State how many lines of the entries include the string "Clinical", please, leaving out everything but the number.

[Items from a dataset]
★ ★ ★

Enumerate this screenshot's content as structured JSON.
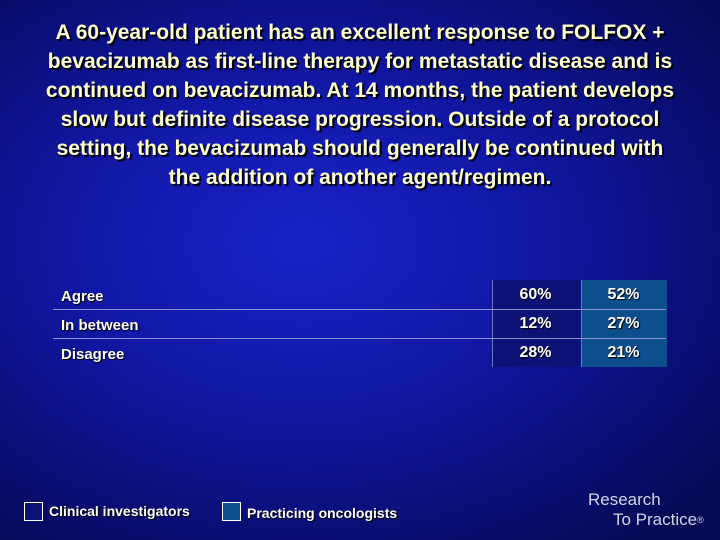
{
  "question": "A 60-year-old patient has an excellent response to FOLFOX + bevacizumab as first-line therapy for metastatic disease and is continued on bevacizumab. At 14 months, the patient develops slow but definite disease progression. Outside of a protocol setting, the bevacizumab should generally be continued with the addition of another agent/regimen.",
  "chart_data": {
    "type": "table",
    "categories": [
      "Agree",
      "In between",
      "Disagree"
    ],
    "series": [
      {
        "name": "Clinical investigators",
        "values": [
          "60%",
          "12%",
          "28%"
        ],
        "color": "#0c1276"
      },
      {
        "name": "Practicing oncologists",
        "values": [
          "52%",
          "27%",
          "21%"
        ],
        "color": "#0d4f8c"
      }
    ]
  },
  "legend": {
    "items": [
      {
        "label": "Clinical investigators",
        "color": "#0c1276"
      },
      {
        "label": "Practicing oncologists",
        "color": "#0d4f8c"
      }
    ]
  },
  "logo": {
    "line1": "Research",
    "line2": "To Practice",
    "mark": "®"
  }
}
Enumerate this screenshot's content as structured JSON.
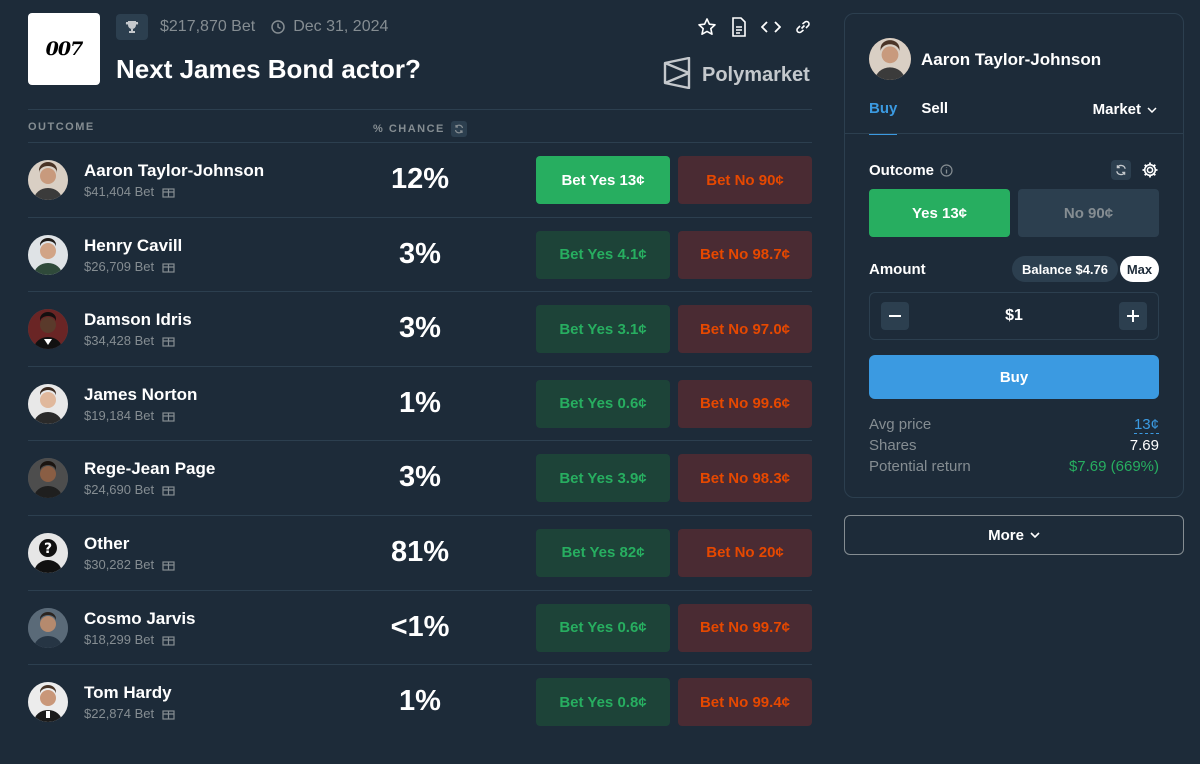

★ ★ ★

Final result: 2